● 과제: 데이터에서 “category-label: Ditto. (10.9” 부분이 있는 줄부터 “mean-marker xyxy=(906,639,916,660)” 부분이 있는 줄까지, 두 줄을 모두 넣어 빈 줄 없이 번호 목록으로 정리해 주세요.

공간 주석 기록
"""
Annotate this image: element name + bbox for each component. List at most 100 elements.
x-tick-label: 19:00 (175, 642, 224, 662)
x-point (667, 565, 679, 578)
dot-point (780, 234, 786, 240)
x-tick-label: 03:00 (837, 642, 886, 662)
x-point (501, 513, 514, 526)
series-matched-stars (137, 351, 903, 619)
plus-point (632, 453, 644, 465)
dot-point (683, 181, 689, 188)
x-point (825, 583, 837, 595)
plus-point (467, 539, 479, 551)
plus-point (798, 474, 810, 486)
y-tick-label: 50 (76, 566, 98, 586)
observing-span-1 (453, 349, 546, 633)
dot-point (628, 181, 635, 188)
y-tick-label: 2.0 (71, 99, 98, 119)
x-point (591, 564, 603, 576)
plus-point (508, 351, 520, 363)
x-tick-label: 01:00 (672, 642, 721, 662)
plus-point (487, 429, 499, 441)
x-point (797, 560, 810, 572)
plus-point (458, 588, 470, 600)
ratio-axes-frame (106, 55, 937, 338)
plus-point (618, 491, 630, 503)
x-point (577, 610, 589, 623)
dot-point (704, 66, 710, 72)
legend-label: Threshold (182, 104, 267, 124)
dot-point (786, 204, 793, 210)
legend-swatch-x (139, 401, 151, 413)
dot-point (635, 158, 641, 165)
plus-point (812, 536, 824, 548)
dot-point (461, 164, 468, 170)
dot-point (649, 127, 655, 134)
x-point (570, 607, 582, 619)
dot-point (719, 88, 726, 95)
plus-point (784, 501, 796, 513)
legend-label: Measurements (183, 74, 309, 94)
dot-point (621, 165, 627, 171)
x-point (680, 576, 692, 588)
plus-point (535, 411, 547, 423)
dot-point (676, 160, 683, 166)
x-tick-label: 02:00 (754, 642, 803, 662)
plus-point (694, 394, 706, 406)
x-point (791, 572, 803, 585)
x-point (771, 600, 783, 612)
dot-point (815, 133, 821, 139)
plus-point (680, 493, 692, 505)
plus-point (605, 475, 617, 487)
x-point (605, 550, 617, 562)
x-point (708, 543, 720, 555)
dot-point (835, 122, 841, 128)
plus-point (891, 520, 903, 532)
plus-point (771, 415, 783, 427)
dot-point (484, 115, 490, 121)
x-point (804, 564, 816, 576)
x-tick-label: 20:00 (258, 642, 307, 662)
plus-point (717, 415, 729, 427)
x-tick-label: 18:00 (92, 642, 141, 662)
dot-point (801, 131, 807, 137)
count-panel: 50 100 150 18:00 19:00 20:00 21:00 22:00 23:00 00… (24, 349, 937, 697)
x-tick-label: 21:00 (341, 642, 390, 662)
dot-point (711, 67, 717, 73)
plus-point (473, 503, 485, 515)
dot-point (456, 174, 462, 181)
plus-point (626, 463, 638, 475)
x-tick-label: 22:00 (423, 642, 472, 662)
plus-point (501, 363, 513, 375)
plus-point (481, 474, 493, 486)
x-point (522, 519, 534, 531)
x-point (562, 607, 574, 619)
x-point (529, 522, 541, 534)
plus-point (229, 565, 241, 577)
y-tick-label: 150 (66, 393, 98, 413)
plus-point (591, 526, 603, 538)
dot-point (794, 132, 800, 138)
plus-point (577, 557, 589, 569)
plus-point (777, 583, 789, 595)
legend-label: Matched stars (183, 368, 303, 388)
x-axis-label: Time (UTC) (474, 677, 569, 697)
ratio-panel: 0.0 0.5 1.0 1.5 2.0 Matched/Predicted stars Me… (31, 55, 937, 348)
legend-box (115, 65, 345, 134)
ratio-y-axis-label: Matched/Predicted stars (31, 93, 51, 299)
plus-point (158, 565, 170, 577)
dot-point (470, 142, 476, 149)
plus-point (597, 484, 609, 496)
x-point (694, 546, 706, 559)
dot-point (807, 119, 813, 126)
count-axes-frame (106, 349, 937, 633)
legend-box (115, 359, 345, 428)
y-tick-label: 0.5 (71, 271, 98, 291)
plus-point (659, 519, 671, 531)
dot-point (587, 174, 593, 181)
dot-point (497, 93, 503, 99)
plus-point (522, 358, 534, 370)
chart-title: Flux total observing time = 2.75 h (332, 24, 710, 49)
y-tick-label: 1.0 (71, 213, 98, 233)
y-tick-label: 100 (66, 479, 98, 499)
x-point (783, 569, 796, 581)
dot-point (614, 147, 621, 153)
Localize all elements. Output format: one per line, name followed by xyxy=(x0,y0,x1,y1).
"""
"""
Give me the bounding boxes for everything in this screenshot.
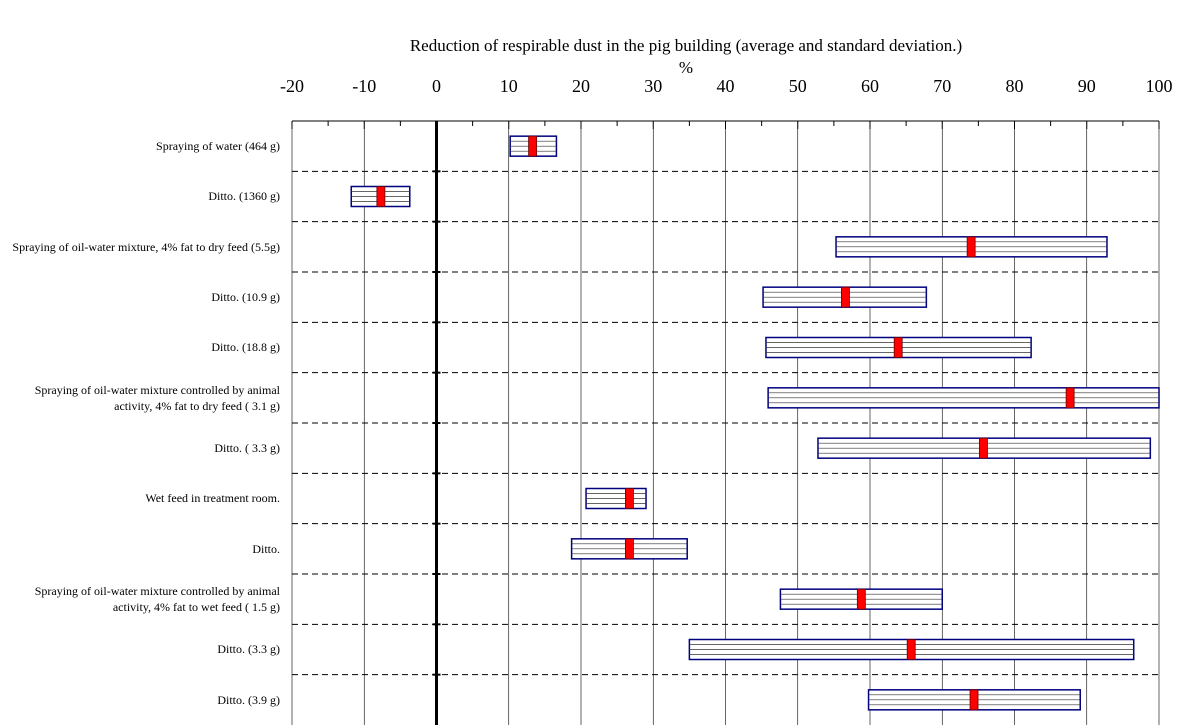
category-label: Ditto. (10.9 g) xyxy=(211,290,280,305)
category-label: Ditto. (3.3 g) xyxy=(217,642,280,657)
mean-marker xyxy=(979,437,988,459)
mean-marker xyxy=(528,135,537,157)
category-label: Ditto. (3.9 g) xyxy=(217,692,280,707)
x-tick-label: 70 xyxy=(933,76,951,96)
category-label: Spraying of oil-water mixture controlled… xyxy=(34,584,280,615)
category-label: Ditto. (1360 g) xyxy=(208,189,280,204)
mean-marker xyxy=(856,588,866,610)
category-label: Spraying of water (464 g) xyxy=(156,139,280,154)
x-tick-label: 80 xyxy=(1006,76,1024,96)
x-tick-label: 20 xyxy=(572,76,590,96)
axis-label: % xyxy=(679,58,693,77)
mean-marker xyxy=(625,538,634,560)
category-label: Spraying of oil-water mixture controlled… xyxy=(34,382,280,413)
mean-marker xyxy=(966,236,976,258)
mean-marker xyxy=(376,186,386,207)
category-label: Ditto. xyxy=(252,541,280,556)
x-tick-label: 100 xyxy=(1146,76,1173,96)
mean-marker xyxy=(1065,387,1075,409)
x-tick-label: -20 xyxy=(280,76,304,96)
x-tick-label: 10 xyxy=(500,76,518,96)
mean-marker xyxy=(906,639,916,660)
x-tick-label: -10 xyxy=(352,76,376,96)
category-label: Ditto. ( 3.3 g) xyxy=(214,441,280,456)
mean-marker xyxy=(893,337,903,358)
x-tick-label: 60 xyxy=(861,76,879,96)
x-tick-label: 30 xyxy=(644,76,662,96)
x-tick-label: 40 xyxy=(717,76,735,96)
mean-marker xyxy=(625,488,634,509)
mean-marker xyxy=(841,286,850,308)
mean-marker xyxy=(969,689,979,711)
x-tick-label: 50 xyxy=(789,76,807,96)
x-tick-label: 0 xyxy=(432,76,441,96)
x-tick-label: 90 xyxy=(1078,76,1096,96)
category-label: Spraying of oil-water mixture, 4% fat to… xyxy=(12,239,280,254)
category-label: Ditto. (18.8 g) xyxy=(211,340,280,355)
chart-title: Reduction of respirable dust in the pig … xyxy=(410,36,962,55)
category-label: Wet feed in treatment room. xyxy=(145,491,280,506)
"""
● 응답:
1. category-label: Ditto. (10.9 g) xyxy=(211,290,280,305)
2. category-label: Ditto. (3.3 g) xyxy=(217,642,280,657)
3. mean-marker xyxy=(979,437,988,459)
4. mean-marker xyxy=(528,135,537,157)
5. category-label: Ditto. (3.9 g) xyxy=(217,692,280,707)
6. x-tick-label: 70 xyxy=(933,76,951,96)
7. category-label: Spraying of oil-water mixture controlled… xyxy=(34,584,280,615)
8. category-label: Ditto. (1360 g) xyxy=(208,189,280,204)
9. mean-marker xyxy=(856,588,866,610)
10. category-label: Spraying of water (464 g) xyxy=(156,139,280,154)
11. x-tick-label: 80 xyxy=(1006,76,1024,96)
12. x-tick-label: 20 xyxy=(572,76,590,96)
13. axis-label: % xyxy=(679,58,693,77)
14. mean-marker xyxy=(625,538,634,560)
15. category-label: Spraying of oil-water mixture controlled… xyxy=(34,382,280,413)
16. mean-marker xyxy=(966,236,976,258)
17. mean-marker xyxy=(376,186,386,207)
18. category-label: Ditto. xyxy=(252,541,280,556)
19. x-tick-label: 100 xyxy=(1146,76,1173,96)
20. mean-marker xyxy=(1065,387,1075,409)
21. x-tick-label: -20 xyxy=(280,76,304,96)
22. x-tick-label: 10 xyxy=(500,76,518,96)
23. mean-marker xyxy=(906,639,916,660)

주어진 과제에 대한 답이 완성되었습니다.